### GIVEN TASK
Examine the records and identify each line that includes the string "source". Copy those lines.

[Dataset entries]
start

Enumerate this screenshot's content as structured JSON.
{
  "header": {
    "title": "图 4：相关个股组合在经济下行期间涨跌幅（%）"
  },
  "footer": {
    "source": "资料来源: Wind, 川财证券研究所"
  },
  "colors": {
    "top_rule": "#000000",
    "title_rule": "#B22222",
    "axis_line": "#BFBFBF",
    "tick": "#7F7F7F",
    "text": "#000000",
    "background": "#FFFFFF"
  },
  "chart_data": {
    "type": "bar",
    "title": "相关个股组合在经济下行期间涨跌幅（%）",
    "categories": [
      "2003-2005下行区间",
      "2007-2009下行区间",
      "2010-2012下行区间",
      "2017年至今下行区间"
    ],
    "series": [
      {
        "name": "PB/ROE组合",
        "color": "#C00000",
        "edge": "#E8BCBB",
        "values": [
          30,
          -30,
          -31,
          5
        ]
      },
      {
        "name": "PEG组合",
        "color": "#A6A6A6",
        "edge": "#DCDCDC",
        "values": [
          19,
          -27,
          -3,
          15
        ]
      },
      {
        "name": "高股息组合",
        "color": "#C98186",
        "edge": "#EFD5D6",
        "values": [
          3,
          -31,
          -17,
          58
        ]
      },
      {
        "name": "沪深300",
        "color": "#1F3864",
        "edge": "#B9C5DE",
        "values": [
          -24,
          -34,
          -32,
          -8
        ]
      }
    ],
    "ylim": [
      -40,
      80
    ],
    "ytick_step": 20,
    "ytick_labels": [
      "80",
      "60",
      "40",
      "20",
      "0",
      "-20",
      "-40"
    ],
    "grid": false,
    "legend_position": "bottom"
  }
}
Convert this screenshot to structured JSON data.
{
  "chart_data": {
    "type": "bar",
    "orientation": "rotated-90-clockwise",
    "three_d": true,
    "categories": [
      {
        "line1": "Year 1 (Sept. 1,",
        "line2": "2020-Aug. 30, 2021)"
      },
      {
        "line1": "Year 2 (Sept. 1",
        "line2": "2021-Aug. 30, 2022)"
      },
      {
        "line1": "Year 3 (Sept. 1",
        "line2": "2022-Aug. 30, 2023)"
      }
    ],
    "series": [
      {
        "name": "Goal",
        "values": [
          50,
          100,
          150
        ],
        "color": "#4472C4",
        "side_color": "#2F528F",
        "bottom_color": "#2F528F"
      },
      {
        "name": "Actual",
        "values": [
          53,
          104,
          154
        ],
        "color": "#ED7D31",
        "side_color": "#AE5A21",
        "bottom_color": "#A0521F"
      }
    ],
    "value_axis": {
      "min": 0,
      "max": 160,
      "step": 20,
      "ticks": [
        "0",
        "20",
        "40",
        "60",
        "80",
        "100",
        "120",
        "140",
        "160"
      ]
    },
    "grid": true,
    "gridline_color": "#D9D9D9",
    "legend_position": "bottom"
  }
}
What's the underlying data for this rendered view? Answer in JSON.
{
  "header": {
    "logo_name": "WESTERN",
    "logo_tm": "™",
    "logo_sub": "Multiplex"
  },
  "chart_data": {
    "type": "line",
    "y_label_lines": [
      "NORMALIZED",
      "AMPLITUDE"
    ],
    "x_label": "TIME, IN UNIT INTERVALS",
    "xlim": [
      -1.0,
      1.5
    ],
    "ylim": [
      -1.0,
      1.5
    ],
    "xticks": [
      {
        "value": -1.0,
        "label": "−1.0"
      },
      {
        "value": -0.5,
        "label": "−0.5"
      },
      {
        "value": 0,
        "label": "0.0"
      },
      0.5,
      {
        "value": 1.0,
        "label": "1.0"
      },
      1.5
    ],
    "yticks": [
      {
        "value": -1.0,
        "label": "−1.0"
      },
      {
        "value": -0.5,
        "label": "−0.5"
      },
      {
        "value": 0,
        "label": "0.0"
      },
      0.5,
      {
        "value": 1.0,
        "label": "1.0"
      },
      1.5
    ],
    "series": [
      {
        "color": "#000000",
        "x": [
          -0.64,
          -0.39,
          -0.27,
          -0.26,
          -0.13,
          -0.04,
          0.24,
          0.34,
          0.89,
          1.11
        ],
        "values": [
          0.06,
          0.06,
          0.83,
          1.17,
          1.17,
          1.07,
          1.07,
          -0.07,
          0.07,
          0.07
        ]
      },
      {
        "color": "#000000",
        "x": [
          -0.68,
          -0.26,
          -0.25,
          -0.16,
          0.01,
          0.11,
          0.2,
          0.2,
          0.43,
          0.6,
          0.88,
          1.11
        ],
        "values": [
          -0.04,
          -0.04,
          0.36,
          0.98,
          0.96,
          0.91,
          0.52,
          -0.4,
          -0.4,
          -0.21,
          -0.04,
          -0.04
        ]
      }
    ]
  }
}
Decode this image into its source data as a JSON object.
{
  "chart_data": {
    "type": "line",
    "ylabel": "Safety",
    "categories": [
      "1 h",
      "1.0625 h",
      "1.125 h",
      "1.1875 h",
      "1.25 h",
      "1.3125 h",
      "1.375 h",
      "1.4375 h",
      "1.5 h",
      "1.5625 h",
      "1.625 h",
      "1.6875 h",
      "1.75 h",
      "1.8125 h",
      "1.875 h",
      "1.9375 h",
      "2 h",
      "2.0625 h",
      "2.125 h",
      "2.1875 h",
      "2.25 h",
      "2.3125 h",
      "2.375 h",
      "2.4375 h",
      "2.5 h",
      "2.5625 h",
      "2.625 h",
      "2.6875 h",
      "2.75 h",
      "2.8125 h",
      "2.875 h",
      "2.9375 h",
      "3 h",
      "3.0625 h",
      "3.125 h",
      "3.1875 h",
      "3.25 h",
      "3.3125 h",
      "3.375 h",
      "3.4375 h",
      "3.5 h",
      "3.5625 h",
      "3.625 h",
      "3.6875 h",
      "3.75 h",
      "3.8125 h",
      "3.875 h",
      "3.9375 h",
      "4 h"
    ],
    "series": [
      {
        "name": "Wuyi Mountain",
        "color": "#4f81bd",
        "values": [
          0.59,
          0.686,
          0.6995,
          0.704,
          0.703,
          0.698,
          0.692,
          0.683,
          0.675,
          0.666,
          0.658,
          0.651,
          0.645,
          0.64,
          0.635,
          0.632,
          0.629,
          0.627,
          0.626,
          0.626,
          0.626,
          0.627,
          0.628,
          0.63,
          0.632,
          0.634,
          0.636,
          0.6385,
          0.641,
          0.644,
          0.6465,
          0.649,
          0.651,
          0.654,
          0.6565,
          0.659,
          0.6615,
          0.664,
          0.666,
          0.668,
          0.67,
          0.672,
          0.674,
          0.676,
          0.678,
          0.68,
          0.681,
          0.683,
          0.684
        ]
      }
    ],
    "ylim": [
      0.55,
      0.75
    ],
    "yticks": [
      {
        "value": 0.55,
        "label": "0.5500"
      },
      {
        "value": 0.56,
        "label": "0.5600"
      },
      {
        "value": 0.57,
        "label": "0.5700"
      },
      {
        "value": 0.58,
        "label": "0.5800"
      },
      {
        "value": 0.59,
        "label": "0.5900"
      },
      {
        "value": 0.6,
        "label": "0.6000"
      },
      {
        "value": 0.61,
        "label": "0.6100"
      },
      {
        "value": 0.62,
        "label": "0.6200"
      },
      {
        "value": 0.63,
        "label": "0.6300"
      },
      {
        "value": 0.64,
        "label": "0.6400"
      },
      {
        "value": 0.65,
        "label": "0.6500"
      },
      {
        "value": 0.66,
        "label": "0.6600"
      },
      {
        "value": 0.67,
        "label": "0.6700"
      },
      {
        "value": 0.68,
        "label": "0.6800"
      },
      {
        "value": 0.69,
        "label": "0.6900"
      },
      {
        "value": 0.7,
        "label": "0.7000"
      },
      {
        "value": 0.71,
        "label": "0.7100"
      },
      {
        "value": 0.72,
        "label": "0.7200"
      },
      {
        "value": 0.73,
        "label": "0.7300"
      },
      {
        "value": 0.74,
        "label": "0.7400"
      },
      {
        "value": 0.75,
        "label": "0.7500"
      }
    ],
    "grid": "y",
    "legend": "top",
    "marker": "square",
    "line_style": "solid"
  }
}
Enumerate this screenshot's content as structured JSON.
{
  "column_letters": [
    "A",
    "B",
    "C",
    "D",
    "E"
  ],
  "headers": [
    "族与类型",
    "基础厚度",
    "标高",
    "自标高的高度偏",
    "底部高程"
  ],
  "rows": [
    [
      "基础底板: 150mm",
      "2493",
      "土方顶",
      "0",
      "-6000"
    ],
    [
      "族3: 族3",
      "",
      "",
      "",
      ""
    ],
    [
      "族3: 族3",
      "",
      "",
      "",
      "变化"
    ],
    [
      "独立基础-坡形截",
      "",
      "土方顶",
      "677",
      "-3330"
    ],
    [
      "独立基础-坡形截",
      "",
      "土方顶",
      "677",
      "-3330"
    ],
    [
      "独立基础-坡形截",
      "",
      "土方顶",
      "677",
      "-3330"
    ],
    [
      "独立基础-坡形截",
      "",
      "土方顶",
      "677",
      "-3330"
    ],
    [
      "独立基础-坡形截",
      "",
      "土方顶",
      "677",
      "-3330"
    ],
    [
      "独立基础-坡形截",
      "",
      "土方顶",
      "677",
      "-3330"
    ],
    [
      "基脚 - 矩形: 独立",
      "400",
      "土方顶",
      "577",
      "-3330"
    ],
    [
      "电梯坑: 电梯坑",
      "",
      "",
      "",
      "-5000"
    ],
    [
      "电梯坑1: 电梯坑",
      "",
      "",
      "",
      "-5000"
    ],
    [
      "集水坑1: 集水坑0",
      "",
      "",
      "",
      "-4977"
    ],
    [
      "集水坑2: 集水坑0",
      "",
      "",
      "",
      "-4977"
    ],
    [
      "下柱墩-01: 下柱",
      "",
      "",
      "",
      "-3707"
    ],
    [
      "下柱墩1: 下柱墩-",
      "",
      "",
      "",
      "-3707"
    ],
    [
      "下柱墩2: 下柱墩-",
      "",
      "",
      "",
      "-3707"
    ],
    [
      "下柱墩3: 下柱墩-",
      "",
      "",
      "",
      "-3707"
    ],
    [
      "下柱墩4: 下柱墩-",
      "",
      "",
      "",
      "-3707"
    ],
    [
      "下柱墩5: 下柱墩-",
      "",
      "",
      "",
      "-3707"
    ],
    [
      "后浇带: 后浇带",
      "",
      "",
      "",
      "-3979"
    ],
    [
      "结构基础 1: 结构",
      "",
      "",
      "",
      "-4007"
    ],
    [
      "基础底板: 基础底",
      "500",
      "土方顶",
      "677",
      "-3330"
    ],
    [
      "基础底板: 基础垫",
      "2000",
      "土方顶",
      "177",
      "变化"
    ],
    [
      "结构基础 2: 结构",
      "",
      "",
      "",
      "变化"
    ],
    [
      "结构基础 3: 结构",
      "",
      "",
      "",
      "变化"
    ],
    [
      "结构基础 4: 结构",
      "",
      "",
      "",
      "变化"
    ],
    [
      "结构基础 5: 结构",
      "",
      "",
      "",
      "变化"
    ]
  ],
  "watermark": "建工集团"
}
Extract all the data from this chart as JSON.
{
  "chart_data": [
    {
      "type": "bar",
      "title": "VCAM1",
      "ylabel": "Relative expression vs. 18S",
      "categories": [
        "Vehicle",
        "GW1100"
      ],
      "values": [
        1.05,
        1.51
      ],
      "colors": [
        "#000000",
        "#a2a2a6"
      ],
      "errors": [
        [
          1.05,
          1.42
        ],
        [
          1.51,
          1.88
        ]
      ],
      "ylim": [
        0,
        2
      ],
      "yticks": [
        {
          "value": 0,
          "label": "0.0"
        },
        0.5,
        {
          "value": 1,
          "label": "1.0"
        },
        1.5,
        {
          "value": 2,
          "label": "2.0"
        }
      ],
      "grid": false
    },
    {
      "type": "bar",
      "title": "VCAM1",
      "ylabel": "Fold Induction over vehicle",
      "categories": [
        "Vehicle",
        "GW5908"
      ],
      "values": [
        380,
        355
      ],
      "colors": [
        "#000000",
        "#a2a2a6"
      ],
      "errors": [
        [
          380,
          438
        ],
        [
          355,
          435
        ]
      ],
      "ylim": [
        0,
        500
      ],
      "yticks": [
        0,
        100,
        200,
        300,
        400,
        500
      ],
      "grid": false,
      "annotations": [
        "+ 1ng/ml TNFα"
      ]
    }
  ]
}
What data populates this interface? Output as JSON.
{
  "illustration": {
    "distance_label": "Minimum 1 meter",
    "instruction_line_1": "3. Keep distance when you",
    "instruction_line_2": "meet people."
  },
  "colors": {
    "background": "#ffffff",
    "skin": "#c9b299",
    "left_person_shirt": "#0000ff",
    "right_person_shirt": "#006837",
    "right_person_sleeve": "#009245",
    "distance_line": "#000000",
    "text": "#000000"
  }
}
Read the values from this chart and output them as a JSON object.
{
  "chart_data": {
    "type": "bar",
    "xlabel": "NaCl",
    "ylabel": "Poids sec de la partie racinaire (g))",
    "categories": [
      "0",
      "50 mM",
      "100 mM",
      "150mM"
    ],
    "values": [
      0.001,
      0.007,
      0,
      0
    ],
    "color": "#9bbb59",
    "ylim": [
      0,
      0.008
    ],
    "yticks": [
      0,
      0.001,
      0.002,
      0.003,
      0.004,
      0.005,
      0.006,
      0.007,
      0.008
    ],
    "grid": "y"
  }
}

end

### RESULT FOR THIS EXERCISE
    "source": "资料来源: Wind, 川财证券研究所"
Decode this image into its source data as a JSON object.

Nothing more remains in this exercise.